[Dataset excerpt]
-- BEGIN --

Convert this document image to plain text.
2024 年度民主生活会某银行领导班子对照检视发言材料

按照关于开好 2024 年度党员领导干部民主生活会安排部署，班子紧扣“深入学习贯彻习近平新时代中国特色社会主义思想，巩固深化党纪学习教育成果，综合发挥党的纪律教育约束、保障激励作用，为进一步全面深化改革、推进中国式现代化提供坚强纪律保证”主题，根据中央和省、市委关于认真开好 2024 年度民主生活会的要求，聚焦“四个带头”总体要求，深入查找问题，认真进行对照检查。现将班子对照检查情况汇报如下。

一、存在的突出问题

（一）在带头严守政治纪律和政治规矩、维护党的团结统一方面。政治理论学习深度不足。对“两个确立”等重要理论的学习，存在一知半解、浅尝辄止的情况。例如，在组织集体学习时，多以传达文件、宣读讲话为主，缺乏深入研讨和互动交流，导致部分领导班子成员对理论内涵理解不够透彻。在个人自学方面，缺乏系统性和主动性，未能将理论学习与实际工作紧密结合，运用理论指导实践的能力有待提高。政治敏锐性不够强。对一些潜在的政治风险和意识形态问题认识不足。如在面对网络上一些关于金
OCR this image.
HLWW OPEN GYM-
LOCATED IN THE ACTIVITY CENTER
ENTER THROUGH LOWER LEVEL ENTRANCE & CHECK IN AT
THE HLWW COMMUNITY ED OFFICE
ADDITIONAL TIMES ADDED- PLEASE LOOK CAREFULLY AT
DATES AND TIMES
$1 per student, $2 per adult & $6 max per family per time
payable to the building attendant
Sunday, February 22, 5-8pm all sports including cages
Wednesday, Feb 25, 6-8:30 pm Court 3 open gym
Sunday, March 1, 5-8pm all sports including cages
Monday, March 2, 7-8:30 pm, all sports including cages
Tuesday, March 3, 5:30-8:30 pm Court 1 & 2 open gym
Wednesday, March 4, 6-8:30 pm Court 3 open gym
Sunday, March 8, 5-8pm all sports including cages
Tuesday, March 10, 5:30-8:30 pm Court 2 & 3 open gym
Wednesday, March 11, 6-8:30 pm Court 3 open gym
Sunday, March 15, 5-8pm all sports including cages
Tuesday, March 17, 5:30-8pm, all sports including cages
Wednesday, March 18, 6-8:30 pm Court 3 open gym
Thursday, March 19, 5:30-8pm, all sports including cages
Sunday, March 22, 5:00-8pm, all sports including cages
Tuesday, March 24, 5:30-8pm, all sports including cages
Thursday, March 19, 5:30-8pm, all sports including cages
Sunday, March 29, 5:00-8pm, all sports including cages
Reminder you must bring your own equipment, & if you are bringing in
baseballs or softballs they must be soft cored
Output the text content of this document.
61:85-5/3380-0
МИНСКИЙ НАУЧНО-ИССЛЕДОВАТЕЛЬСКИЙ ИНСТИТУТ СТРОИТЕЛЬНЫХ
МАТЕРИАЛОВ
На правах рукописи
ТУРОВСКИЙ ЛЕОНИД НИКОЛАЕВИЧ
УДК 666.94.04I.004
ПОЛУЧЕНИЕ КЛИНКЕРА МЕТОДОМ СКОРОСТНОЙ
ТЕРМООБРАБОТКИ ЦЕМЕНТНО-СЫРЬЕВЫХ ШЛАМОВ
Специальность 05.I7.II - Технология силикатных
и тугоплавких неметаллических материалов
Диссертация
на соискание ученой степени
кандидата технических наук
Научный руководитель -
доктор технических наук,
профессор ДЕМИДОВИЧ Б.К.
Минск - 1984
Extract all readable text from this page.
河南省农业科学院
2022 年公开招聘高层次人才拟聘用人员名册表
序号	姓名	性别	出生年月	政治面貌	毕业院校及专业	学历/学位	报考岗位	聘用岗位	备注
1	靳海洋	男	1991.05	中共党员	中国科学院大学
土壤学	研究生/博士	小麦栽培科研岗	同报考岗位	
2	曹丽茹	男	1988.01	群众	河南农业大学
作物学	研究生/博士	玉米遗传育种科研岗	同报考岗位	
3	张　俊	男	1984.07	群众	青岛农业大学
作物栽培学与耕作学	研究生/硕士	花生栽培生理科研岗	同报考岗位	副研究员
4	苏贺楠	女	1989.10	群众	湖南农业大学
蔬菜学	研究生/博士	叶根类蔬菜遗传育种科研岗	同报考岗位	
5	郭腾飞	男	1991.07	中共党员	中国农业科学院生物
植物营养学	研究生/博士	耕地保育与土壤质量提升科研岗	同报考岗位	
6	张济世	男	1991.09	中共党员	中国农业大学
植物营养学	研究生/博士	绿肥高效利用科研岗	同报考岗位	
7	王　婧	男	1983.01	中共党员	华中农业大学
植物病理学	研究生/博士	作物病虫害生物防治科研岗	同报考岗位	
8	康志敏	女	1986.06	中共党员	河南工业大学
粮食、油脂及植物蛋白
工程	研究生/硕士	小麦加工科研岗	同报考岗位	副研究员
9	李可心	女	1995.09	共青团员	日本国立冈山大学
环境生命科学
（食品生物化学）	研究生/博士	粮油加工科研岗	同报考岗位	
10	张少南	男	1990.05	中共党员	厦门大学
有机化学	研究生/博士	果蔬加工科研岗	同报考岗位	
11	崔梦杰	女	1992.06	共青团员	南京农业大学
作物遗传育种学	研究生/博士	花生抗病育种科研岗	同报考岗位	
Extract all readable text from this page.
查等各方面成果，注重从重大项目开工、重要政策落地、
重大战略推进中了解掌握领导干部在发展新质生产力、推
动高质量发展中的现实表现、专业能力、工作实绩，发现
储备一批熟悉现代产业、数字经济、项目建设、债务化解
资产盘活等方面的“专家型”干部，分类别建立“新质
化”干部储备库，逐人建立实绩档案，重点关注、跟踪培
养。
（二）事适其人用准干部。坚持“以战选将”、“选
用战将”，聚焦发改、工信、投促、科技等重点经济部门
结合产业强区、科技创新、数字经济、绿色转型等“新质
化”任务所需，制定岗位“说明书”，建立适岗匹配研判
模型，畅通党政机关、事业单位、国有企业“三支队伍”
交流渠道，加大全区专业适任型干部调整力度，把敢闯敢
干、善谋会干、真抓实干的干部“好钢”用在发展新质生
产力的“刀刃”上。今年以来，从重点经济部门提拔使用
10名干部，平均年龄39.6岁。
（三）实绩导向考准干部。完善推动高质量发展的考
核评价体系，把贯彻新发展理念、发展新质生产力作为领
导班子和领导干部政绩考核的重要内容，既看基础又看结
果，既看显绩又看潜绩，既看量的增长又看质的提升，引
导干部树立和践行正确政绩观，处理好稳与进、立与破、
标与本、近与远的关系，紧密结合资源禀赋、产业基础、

-- END --

◆ Directions:
Using the listing above, return all lines where the word "共青团员" occurs.

◆ Completed task:
9	李可心	女	1995.09	共青团员	日本国立冈山大学
11	崔梦杰	女	1992.06	共青团员	南京农业大学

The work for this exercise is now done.